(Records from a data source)
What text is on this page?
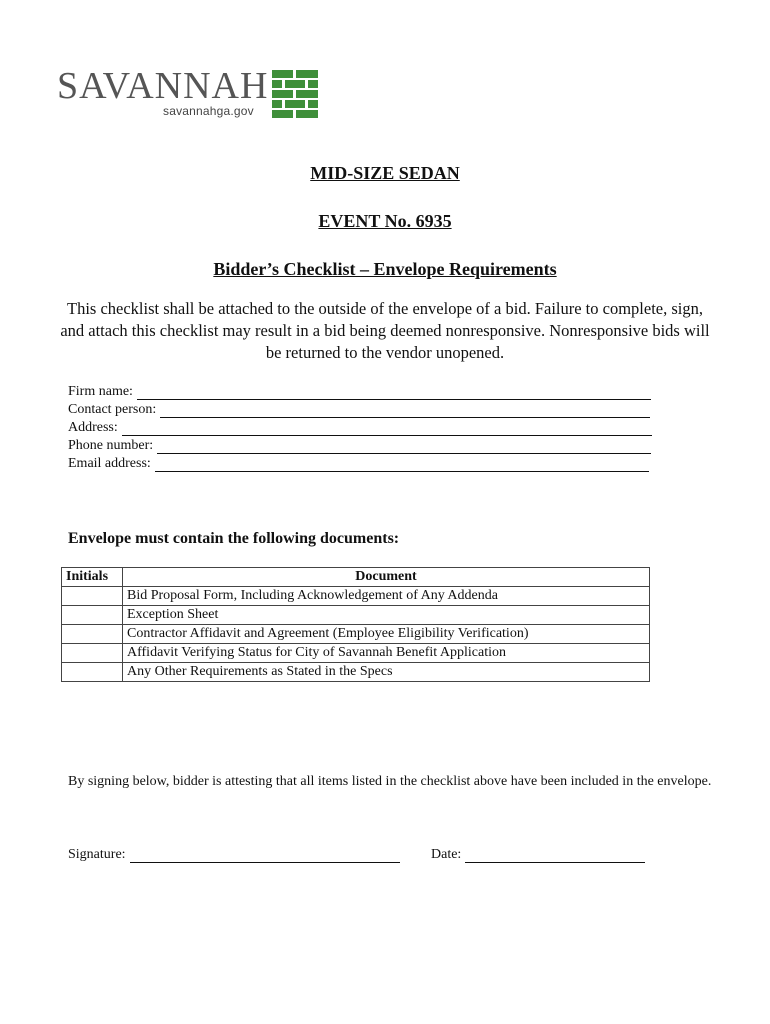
SAVANNAH
savannahga.gov
MID-SIZE SEDAN
EVENT No. 6935
Bidder’s Checklist – Envelope Requirements
This checklist shall be attached to the outside of the envelope of a bid. Failure to complete, sign, and attach this checklist may result in a bid being deemed nonresponsive. Nonresponsive bids will be returned to the vendor unopened.
Firm name:
Contact person:
Address:
Phone number:
Email address:
Envelope must contain the following documents:
Initials	Document
	Bid Proposal Form, Including Acknowledgement of Any Addenda
	Exception Sheet
	Contractor Affidavit and Agreement (Employee Eligibility Verification)
	Affidavit Verifying Status for City of Savannah Benefit Application
	Any Other Requirements as Stated in the Specs
By signing below, bidder is attesting that all items listed in the checklist above have been included in the envelope.
Signature:	Date:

= Directions =
Pictures stay out; repeat all the rest of the records exactly.

= Result of the exercise =
What text is on this page?
SAVANNAH
savannahga.gov
MID-SIZE SEDAN
EVENT No. 6935
Bidder’s Checklist – Envelope Requirements
This checklist shall be attached to the outside of the envelope of a bid. Failure to complete, sign, and attach this checklist may result in a bid being deemed nonresponsive. Nonresponsive bids will be returned to the vendor unopened.
Firm name:
Contact person:
Address:
Phone number:
Email address:
Envelope must contain the following documents:
Initials	Document
	Bid Proposal Form, Including Acknowledgement of Any Addenda
	Exception Sheet
	Contractor Affidavit and Agreement (Employee Eligibility Verification)
	Affidavit Verifying Status for City of Savannah Benefit Application
	Any Other Requirements as Stated in the Specs
By signing below, bidder is attesting that all items listed in the checklist above have been included in the envelope.
Signature:	Date:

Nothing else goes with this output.